[Items from a figure collection]
(begin)
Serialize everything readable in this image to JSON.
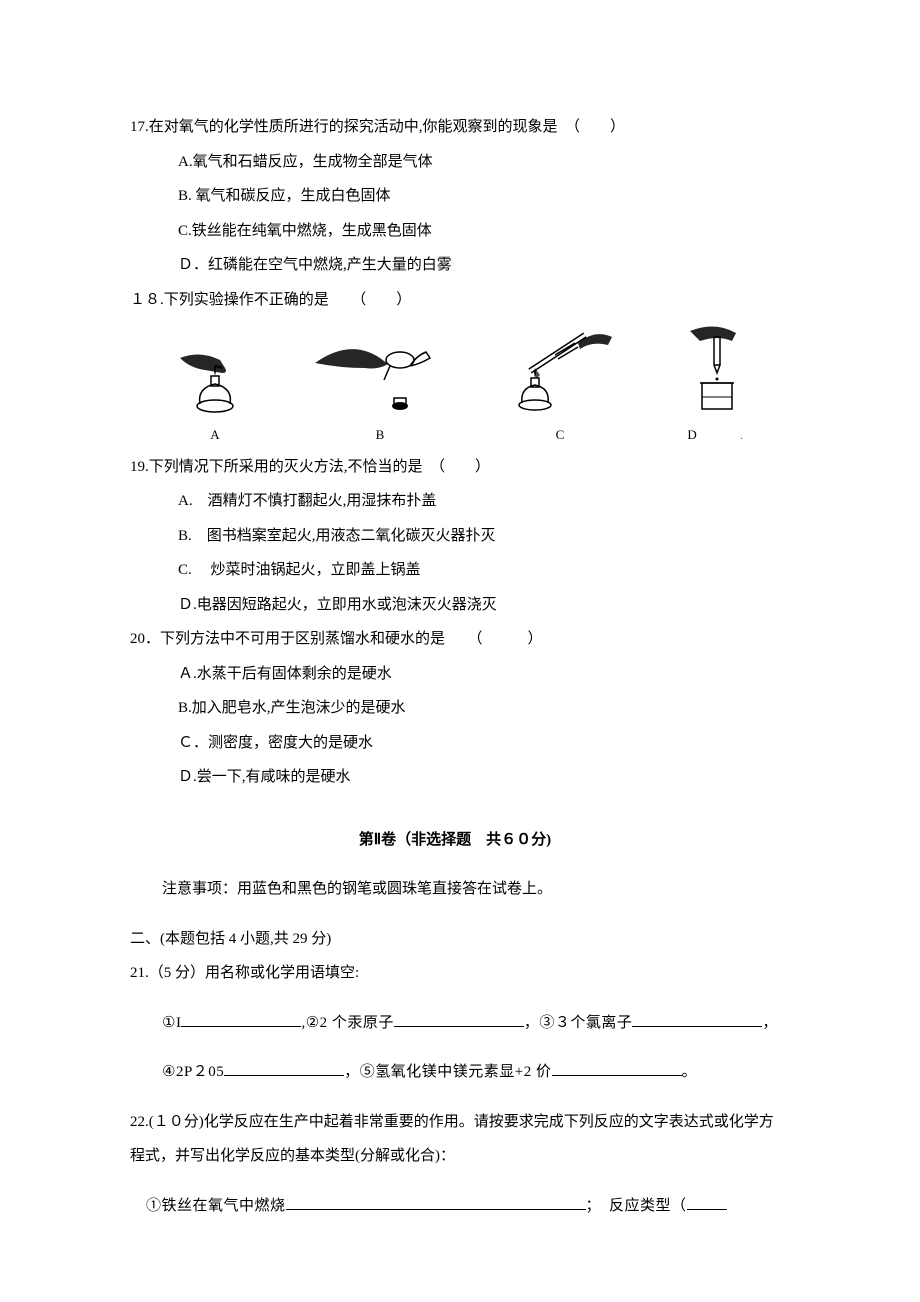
{
  "q17": {
    "stem": "17.在对氧气的化学性质所进行的探究活动中,你能观察到的现象是　（　　）",
    "A": "A.氧气和石蜡反应，生成物全部是气体",
    "B": "B. 氧气和碳反应，生成白色固体",
    "C": "C.铁丝能在纯氧中燃烧，生成黑色固体",
    "D": "Ｄ．红磷能在空气中燃烧,产生大量的白雾"
  },
  "q18": {
    "stem": "１８.下列实验操作不正确的是　　（　　）",
    "labels": {
      "A": "A",
      "B": "B",
      "C": "C",
      "D": "D"
    }
  },
  "q19": {
    "stem": "19.下列情况下所采用的灭火方法,不恰当的是　（　　）",
    "A": "A.　酒精灯不慎打翻起火,用湿抹布扑盖",
    "B": "B.　图书档案室起火,用液态二氧化碳灭火器扑灭",
    "C": "C. 　炒菜时油锅起火，立即盖上锅盖",
    "D": "Ｄ.电器因短路起火，立即用水或泡沫灭火器浇灭"
  },
  "q20": {
    "stem": "20．下列方法中不可用于区别蒸馏水和硬水的是　　（　　　）",
    "A": "Ａ.水蒸干后有固体剩余的是硬水",
    "B": "B.加入肥皂水,产生泡沫少的是硬水",
    "C": "Ｃ．测密度，密度大的是硬水",
    "D": "Ｄ.尝一下,有咸味的是硬水"
  },
  "section2": {
    "title": "第Ⅱ卷（非选择题　共６０分)",
    "notice": "注意事项：用蓝色和黑色的钢笔或圆珠笔直接答在试卷上。",
    "part_header": "二、(本题包括 4 小题,共 29 分)"
  },
  "q21": {
    "stem": "21.（5 分）用名称或化学用语填空:",
    "line1_a": "①I",
    "line1_b": ",②2 个汞原子",
    "line1_c": "，③３个氯离子",
    "line1_d": "，",
    "line2_a": "④2P２05",
    "line2_b": "，⑤氢氧化镁中镁元素显+2 价",
    "line2_c": "。"
  },
  "q22": {
    "stem": "22.(１０分)化学反应在生产中起着非常重要的作用。请按要求完成下列反应的文字表达式或化学方程式，并写出化学反应的基本类型(分解或化合)：",
    "line1_a": "①铁丝在氧气中燃烧",
    "line1_b": "；　反应类型（"
  },
  "style": {
    "blank_short": 120,
    "blank_mid": 130,
    "blank_long": 300
  }
}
(end)
▸ **WORK INSTRUCTIONS**: Reproduce all of the material exactly, apart from the pictures.

▸ **RESULT FOR THIS TASK**:
Serialize everything readable in this image to JSON.
{
  "q17": {
    "stem": "17.在对氧气的化学性质所进行的探究活动中,你能观察到的现象是　（　　）",
    "A": "A.氧气和石蜡反应，生成物全部是气体",
    "B": "B. 氧气和碳反应，生成白色固体",
    "C": "C.铁丝能在纯氧中燃烧，生成黑色固体",
    "D": "Ｄ．红磷能在空气中燃烧,产生大量的白雾"
  },
  "q18": {
    "stem": "１８.下列实验操作不正确的是　　（　　）",
    "labels": {
      "A": "A",
      "B": "B",
      "C": "C",
      "D": "D"
    }
  },
  "q19": {
    "stem": "19.下列情况下所采用的灭火方法,不恰当的是　（　　）",
    "A": "A.　酒精灯不慎打翻起火,用湿抹布扑盖",
    "B": "B.　图书档案室起火,用液态二氧化碳灭火器扑灭",
    "C": "C. 　炒菜时油锅起火，立即盖上锅盖",
    "D": "Ｄ.电器因短路起火，立即用水或泡沫灭火器浇灭"
  },
  "q20": {
    "stem": "20．下列方法中不可用于区别蒸馏水和硬水的是　　（　　　）",
    "A": "Ａ.水蒸干后有固体剩余的是硬水",
    "B": "B.加入肥皂水,产生泡沫少的是硬水",
    "C": "Ｃ．测密度，密度大的是硬水",
    "D": "Ｄ.尝一下,有咸味的是硬水"
  },
  "section2": {
    "title": "第Ⅱ卷（非选择题　共６０分)",
    "notice": "注意事项：用蓝色和黑色的钢笔或圆珠笔直接答在试卷上。",
    "part_header": "二、(本题包括 4 小题,共 29 分)"
  },
  "q21": {
    "stem": "21.（5 分）用名称或化学用语填空:",
    "line1_a": "①I",
    "line1_b": ",②2 个汞原子",
    "line1_c": "，③３个氯离子",
    "line1_d": "，",
    "line2_a": "④2P２05",
    "line2_b": "，⑤氢氧化镁中镁元素显+2 价",
    "line2_c": "。"
  },
  "q22": {
    "stem": "22.(１０分)化学反应在生产中起着非常重要的作用。请按要求完成下列反应的文字表达式或化学方程式，并写出化学反应的基本类型(分解或化合)：",
    "line1_a": "①铁丝在氧气中燃烧",
    "line1_b": "；　反应类型（"
  },
  "style": {
    "blank_short": 120,
    "blank_mid": 130,
    "blank_long": 300
  }
}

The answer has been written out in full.